Dataset entries
+ + + + +

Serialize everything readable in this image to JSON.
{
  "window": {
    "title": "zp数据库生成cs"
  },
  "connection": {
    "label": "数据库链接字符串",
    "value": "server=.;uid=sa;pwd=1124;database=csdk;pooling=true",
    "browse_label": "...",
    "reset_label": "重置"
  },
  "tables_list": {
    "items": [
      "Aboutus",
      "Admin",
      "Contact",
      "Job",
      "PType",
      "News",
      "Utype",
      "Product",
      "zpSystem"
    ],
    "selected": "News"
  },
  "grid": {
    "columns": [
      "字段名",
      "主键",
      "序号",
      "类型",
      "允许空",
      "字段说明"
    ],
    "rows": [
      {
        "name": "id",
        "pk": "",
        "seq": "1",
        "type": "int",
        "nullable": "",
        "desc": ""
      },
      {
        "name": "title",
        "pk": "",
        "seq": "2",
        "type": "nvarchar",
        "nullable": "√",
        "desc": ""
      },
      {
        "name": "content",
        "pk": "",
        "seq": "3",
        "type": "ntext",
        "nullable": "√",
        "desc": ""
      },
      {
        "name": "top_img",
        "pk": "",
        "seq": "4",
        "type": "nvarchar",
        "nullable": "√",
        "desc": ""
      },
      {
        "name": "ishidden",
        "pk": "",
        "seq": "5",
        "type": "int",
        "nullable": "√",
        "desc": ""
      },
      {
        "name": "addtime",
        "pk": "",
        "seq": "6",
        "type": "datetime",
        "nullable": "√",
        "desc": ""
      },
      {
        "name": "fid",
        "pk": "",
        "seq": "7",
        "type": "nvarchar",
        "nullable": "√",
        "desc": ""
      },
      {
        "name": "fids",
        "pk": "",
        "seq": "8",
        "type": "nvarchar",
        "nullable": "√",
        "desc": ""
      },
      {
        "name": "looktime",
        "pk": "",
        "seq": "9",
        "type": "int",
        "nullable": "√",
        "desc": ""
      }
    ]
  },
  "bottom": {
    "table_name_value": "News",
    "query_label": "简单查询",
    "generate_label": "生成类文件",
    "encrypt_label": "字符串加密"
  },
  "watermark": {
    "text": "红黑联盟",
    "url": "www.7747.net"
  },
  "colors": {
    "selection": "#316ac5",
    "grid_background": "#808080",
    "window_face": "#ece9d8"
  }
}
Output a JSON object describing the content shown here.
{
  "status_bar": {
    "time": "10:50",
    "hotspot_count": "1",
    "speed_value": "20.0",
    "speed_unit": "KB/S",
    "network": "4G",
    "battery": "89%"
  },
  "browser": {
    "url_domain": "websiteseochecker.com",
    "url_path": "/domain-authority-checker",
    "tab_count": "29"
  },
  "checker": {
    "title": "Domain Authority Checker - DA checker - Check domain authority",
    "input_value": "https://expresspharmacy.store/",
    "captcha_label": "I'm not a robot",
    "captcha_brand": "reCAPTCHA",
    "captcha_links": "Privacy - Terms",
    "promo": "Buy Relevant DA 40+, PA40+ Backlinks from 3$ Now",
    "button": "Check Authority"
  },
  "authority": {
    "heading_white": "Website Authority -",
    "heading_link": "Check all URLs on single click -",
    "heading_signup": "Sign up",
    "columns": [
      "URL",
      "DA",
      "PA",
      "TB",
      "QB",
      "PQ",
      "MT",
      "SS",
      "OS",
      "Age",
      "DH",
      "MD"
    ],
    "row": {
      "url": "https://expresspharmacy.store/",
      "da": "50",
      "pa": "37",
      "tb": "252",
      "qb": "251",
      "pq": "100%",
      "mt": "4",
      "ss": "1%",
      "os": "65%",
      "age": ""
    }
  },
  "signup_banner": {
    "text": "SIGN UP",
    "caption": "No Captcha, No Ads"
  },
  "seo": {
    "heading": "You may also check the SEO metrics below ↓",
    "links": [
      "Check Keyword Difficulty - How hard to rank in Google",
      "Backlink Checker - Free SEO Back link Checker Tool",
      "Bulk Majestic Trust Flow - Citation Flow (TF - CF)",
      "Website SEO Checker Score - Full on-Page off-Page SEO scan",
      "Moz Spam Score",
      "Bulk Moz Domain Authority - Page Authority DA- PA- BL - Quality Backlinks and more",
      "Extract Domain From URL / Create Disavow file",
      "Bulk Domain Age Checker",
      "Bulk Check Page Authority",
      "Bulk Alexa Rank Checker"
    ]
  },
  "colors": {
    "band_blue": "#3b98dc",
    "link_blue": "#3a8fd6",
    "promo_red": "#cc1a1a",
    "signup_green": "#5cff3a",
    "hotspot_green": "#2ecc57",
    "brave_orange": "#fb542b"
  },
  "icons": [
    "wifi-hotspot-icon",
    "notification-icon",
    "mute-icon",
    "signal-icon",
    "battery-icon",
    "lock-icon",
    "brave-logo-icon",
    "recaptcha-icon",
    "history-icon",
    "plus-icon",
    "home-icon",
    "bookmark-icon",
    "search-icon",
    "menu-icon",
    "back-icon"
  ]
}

+ + + + +

*Objective*.
Reproduce each record exactly, leaving nothing out.

*Exercise solution*.
Serialize everything readable in this image to JSON.
{
  "window": {
    "title": "zp数据库生成cs"
  },
  "connection": {
    "label": "数据库链接字符串",
    "value": "server=.;uid=sa;pwd=1124;database=csdk;pooling=true",
    "browse_label": "...",
    "reset_label": "重置"
  },
  "tables_list": {
    "items": [
      "Aboutus",
      "Admin",
      "Contact",
      "Job",
      "PType",
      "News",
      "Utype",
      "Product",
      "zpSystem"
    ],
    "selected": "News"
  },
  "grid": {
    "columns": [
      "字段名",
      "主键",
      "序号",
      "类型",
      "允许空",
      "字段说明"
    ],
    "rows": [
      {
        "name": "id",
        "pk": "",
        "seq": "1",
        "type": "int",
        "nullable": "",
        "desc": ""
      },
      {
        "name": "title",
        "pk": "",
        "seq": "2",
        "type": "nvarchar",
        "nullable": "√",
        "desc": ""
      },
      {
        "name": "content",
        "pk": "",
        "seq": "3",
        "type": "ntext",
        "nullable": "√",
        "desc": ""
      },
      {
        "name": "top_img",
        "pk": "",
        "seq": "4",
        "type": "nvarchar",
        "nullable": "√",
        "desc": ""
      },
      {
        "name": "ishidden",
        "pk": "",
        "seq": "5",
        "type": "int",
        "nullable": "√",
        "desc": ""
      },
      {
        "name": "addtime",
        "pk": "",
        "seq": "6",
        "type": "datetime",
        "nullable": "√",
        "desc": ""
      },
      {
        "name": "fid",
        "pk": "",
        "seq": "7",
        "type": "nvarchar",
        "nullable": "√",
        "desc": ""
      },
      {
        "name": "fids",
        "pk": "",
        "seq": "8",
        "type": "nvarchar",
        "nullable": "√",
        "desc": ""
      },
      {
        "name": "looktime",
        "pk": "",
        "seq": "9",
        "type": "int",
        "nullable": "√",
        "desc": ""
      }
    ]
  },
  "bottom": {
    "table_name_value": "News",
    "query_label": "简单查询",
    "generate_label": "生成类文件",
    "encrypt_label": "字符串加密"
  },
  "watermark": {
    "text": "红黑联盟",
    "url": "www.7747.net"
  },
  "colors": {
    "selection": "#316ac5",
    "grid_background": "#808080",
    "window_face": "#ece9d8"
  }
}
Output a JSON object describing the content shown here.
{
  "status_bar": {
    "time": "10:50",
    "hotspot_count": "1",
    "speed_value": "20.0",
    "speed_unit": "KB/S",
    "network": "4G",
    "battery": "89%"
  },
  "browser": {
    "url_domain": "websiteseochecker.com",
    "url_path": "/domain-authority-checker",
    "tab_count": "29"
  },
  "checker": {
    "title": "Domain Authority Checker - DA checker - Check domain authority",
    "input_value": "https://expresspharmacy.store/",
    "captcha_label": "I'm not a robot",
    "captcha_brand": "reCAPTCHA",
    "captcha_links": "Privacy - Terms",
    "promo": "Buy Relevant DA 40+, PA40+ Backlinks from 3$ Now",
    "button": "Check Authority"
  },
  "authority": {
    "heading_white": "Website Authority -",
    "heading_link": "Check all URLs on single click -",
    "heading_signup": "Sign up",
    "columns": [
      "URL",
      "DA",
      "PA",
      "TB",
      "QB",
      "PQ",
      "MT",
      "SS",
      "OS",
      "Age",
      "DH",
      "MD"
    ],
    "row": {
      "url": "https://expresspharmacy.store/",
      "da": "50",
      "pa": "37",
      "tb": "252",
      "qb": "251",
      "pq": "100%",
      "mt": "4",
      "ss": "1%",
      "os": "65%",
      "age": ""
    }
  },
  "signup_banner": {
    "text": "SIGN UP",
    "caption": "No Captcha, No Ads"
  },
  "seo": {
    "heading": "You may also check the SEO metrics below ↓",
    "links": [
      "Check Keyword Difficulty - How hard to rank in Google",
      "Backlink Checker - Free SEO Back link Checker Tool",
      "Bulk Majestic Trust Flow - Citation Flow (TF - CF)",
      "Website SEO Checker Score - Full on-Page off-Page SEO scan",
      "Moz Spam Score",
      "Bulk Moz Domain Authority - Page Authority DA- PA- BL - Quality Backlinks and more",
      "Extract Domain From URL / Create Disavow file",
      "Bulk Domain Age Checker",
      "Bulk Check Page Authority",
      "Bulk Alexa Rank Checker"
    ]
  },
  "colors": {
    "band_blue": "#3b98dc",
    "link_blue": "#3a8fd6",
    "promo_red": "#cc1a1a",
    "signup_green": "#5cff3a",
    "hotspot_green": "#2ecc57",
    "brave_orange": "#fb542b"
  },
  "icons": [
    "wifi-hotspot-icon",
    "notification-icon",
    "mute-icon",
    "signal-icon",
    "battery-icon",
    "lock-icon",
    "brave-logo-icon",
    "recaptcha-icon",
    "history-icon",
    "plus-icon",
    "home-icon",
    "bookmark-icon",
    "search-icon",
    "menu-icon",
    "back-icon"
  ]
}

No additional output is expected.